What is expected: Using the data below, copy every line that contains the word "нужно".
___ Information supplied
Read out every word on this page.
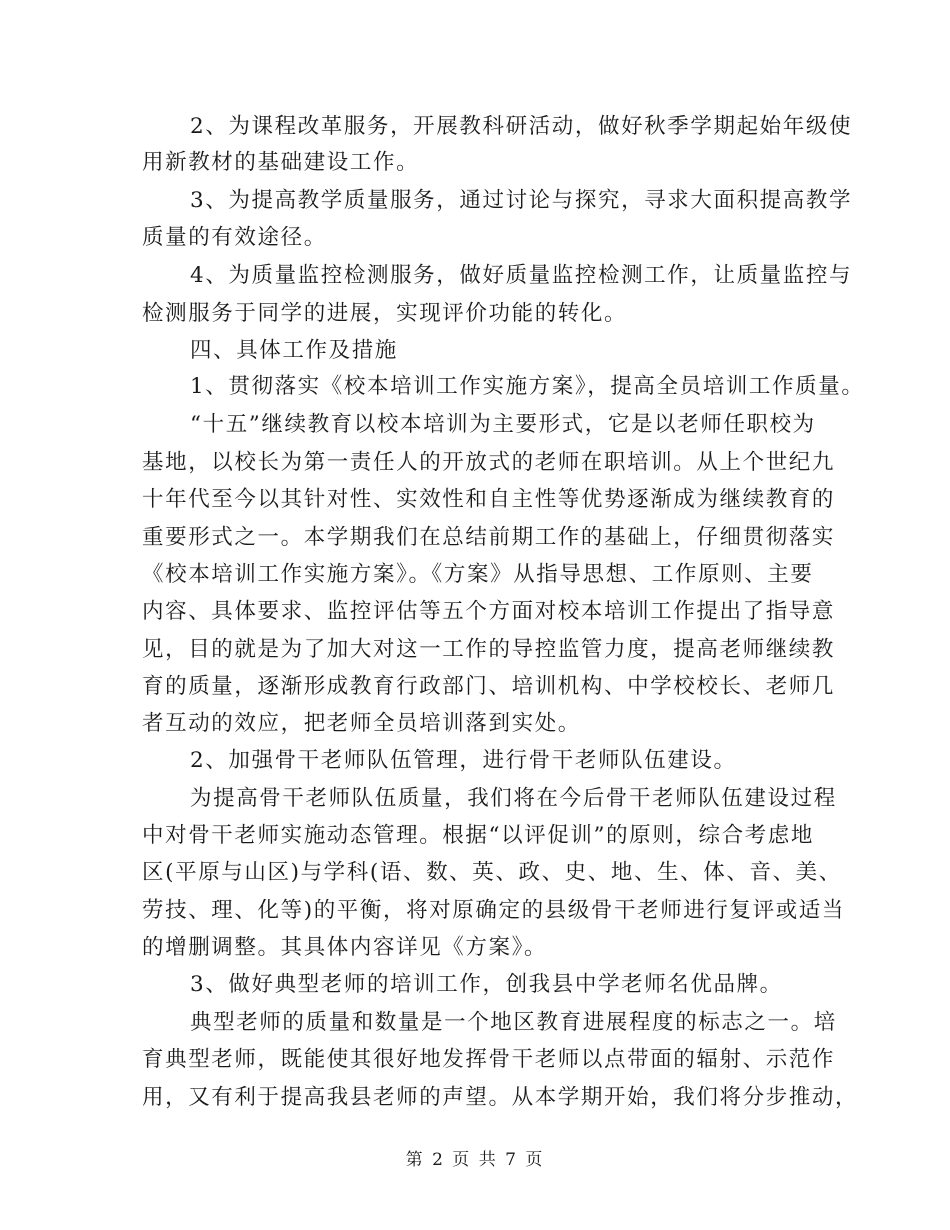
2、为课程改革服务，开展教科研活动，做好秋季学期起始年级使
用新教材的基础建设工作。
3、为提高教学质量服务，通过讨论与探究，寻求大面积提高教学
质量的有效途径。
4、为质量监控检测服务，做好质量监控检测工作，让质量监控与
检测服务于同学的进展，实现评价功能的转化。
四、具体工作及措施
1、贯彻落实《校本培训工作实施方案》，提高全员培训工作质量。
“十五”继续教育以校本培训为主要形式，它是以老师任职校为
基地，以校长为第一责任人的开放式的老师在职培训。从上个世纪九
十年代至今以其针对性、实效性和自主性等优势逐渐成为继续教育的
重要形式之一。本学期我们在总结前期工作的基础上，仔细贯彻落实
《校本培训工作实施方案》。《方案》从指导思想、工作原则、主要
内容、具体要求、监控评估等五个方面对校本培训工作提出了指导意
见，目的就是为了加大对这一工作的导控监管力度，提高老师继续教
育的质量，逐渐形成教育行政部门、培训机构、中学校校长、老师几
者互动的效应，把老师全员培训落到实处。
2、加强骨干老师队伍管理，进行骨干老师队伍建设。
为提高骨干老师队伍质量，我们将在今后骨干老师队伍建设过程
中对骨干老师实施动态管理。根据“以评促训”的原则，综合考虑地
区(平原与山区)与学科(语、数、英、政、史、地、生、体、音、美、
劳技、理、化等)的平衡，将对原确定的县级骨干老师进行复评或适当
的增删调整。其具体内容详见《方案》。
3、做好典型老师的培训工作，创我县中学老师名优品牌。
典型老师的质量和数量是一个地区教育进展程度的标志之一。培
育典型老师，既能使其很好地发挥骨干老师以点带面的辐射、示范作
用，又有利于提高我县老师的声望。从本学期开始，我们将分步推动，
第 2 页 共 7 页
______
___ Information supplied
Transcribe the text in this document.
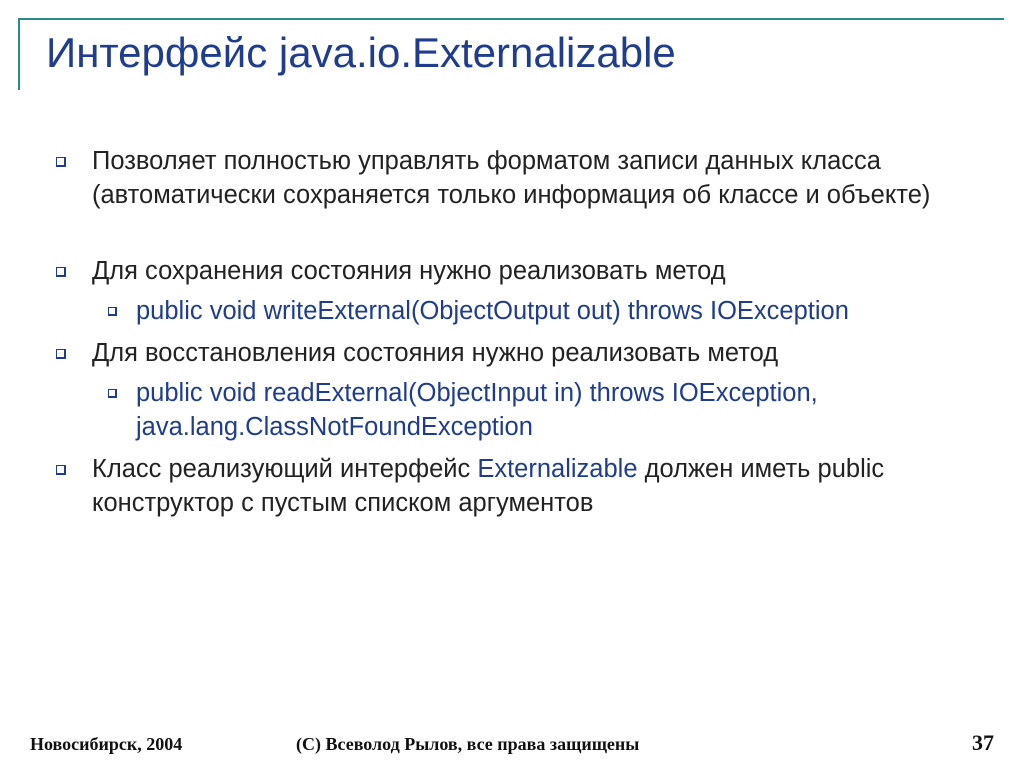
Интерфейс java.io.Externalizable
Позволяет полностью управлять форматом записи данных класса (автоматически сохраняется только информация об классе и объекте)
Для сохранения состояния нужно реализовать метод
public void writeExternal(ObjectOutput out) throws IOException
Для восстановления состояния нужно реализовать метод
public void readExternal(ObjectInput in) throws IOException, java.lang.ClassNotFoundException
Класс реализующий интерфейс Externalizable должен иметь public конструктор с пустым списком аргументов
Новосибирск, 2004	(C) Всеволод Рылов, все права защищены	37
______
The solution:
Для сохранения состояния нужно реализовать метод
Для восстановления состояния нужно реализовать метод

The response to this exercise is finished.